--- START Material supplied ---
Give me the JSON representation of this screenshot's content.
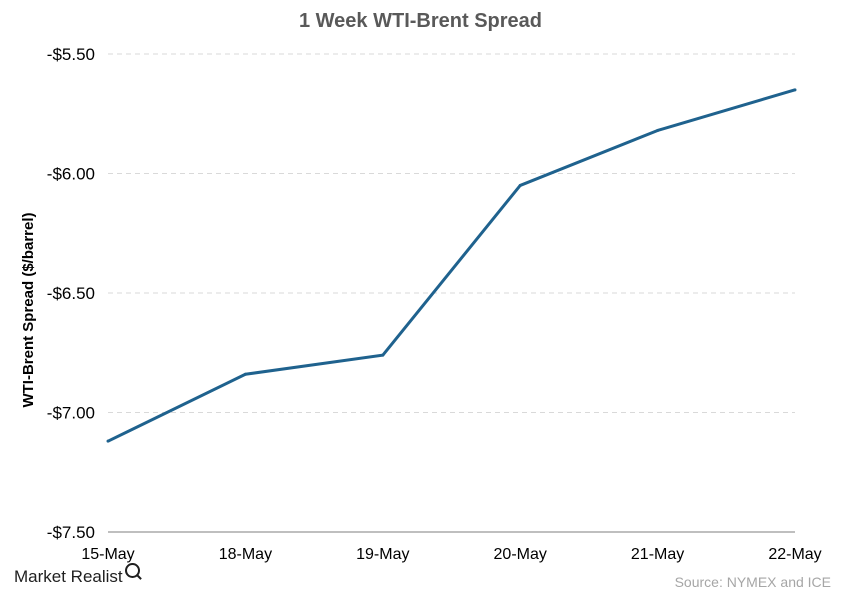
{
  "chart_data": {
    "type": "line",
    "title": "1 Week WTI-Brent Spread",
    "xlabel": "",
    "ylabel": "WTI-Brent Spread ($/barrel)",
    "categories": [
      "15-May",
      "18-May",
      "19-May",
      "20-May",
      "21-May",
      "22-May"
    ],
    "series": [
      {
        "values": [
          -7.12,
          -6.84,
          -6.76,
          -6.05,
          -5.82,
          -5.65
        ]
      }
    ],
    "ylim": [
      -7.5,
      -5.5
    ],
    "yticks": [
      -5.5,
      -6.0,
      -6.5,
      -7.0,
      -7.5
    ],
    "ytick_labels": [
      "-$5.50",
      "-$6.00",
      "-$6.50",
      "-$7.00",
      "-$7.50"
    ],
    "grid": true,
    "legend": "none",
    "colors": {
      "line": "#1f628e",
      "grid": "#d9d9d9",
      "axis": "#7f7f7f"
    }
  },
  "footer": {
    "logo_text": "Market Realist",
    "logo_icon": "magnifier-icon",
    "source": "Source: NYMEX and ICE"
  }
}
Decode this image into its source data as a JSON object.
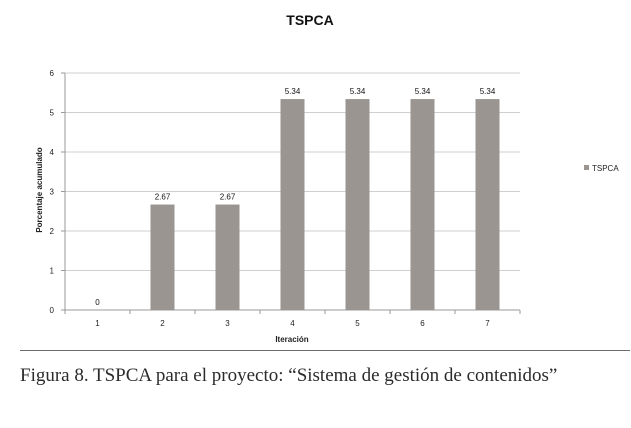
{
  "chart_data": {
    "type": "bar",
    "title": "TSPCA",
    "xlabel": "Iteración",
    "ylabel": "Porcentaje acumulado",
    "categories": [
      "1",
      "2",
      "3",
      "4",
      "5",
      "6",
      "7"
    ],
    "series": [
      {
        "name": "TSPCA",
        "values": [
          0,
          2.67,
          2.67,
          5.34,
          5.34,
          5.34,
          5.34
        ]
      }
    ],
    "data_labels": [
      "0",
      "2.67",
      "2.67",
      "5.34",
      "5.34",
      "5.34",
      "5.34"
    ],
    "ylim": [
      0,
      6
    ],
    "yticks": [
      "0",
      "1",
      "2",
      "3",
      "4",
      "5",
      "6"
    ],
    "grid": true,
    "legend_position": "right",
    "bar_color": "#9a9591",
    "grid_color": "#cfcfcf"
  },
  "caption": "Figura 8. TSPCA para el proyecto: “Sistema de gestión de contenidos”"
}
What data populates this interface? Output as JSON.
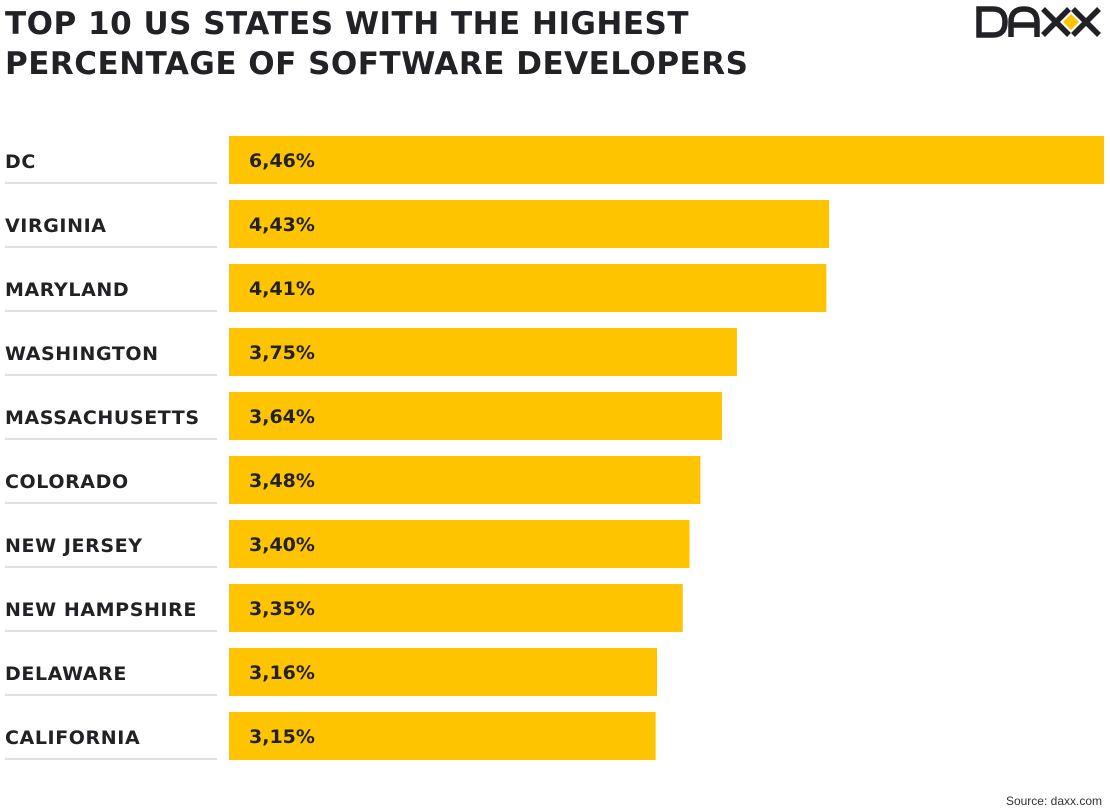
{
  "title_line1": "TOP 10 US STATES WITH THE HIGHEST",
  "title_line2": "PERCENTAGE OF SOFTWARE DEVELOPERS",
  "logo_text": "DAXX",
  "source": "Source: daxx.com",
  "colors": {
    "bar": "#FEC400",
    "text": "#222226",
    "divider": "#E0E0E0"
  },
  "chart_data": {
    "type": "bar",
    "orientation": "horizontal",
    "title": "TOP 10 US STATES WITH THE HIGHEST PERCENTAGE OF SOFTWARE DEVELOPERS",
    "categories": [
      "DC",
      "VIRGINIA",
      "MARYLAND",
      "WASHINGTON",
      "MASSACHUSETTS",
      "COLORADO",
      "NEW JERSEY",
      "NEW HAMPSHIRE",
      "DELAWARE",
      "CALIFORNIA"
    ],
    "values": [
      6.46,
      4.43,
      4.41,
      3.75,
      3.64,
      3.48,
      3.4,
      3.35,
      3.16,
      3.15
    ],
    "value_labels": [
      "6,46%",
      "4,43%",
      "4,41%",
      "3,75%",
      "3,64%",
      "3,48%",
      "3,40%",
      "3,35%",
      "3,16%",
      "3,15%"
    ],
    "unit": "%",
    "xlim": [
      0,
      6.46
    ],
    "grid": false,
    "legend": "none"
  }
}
--- END Material supplied ---
» **Work to complete**: Leave out the pictures and copy every record above exactly.

» **Answer below**:
Give me the JSON representation of this screenshot's content.
{
  "chart_data": {
    "type": "line",
    "title": "1 Week WTI-Brent Spread",
    "xlabel": "",
    "ylabel": "WTI-Brent Spread ($/barrel)",
    "categories": [
      "15-May",
      "18-May",
      "19-May",
      "20-May",
      "21-May",
      "22-May"
    ],
    "series": [
      {
        "values": [
          -7.12,
          -6.84,
          -6.76,
          -6.05,
          -5.82,
          -5.65
        ]
      }
    ],
    "ylim": [
      -7.5,
      -5.5
    ],
    "yticks": [
      -5.5,
      -6.0,
      -6.5,
      -7.0,
      -7.5
    ],
    "ytick_labels": [
      "-$5.50",
      "-$6.00",
      "-$6.50",
      "-$7.00",
      "-$7.50"
    ],
    "grid": true,
    "legend": "none",
    "colors": {
      "line": "#1f628e",
      "grid": "#d9d9d9",
      "axis": "#7f7f7f"
    }
  },
  "footer": {
    "logo_text": "Market Realist",
    "logo_icon": "magnifier-icon",
    "source": "Source: NYMEX and ICE"
  }
}
Decode this image into its source data as a JSON object.
{
  "chart_data": {
    "type": "bar",
    "title": "TSPCA",
    "xlabel": "Iteración",
    "ylabel": "Porcentaje acumulado",
    "categories": [
      "1",
      "2",
      "3",
      "4",
      "5",
      "6",
      "7"
    ],
    "series": [
      {
        "name": "TSPCA",
        "values": [
          0,
          2.67,
          2.67,
          5.34,
          5.34,
          5.34,
          5.34
        ]
      }
    ],
    "data_labels": [
      "0",
      "2.67",
      "2.67",
      "5.34",
      "5.34",
      "5.34",
      "5.34"
    ],
    "ylim": [
      0,
      6
    ],
    "yticks": [
      "0",
      "1",
      "2",
      "3",
      "4",
      "5",
      "6"
    ],
    "grid": true,
    "legend_position": "right",
    "bar_color": "#9a9591",
    "grid_color": "#cfcfcf"
  },
  "caption": "Figura 8. TSPCA para el proyecto: “Sistema de gestión de contenidos”"
}
What data populates this interface? Output as JSON.
{
  "title_line1": "TOP 10 US STATES WITH THE HIGHEST",
  "title_line2": "PERCENTAGE OF SOFTWARE DEVELOPERS",
  "logo_text": "DAXX",
  "source": "Source: daxx.com",
  "colors": {
    "bar": "#FEC400",
    "text": "#222226",
    "divider": "#E0E0E0"
  },
  "chart_data": {
    "type": "bar",
    "orientation": "horizontal",
    "title": "TOP 10 US STATES WITH THE HIGHEST PERCENTAGE OF SOFTWARE DEVELOPERS",
    "categories": [
      "DC",
      "VIRGINIA",
      "MARYLAND",
      "WASHINGTON",
      "MASSACHUSETTS",
      "COLORADO",
      "NEW JERSEY",
      "NEW HAMPSHIRE",
      "DELAWARE",
      "CALIFORNIA"
    ],
    "values": [
      6.46,
      4.43,
      4.41,
      3.75,
      3.64,
      3.48,
      3.4,
      3.35,
      3.16,
      3.15
    ],
    "value_labels": [
      "6,46%",
      "4,43%",
      "4,41%",
      "3,75%",
      "3,64%",
      "3,48%",
      "3,40%",
      "3,35%",
      "3,16%",
      "3,15%"
    ],
    "unit": "%",
    "xlim": [
      0,
      6.46
    ],
    "grid": false,
    "legend": "none"
  }
}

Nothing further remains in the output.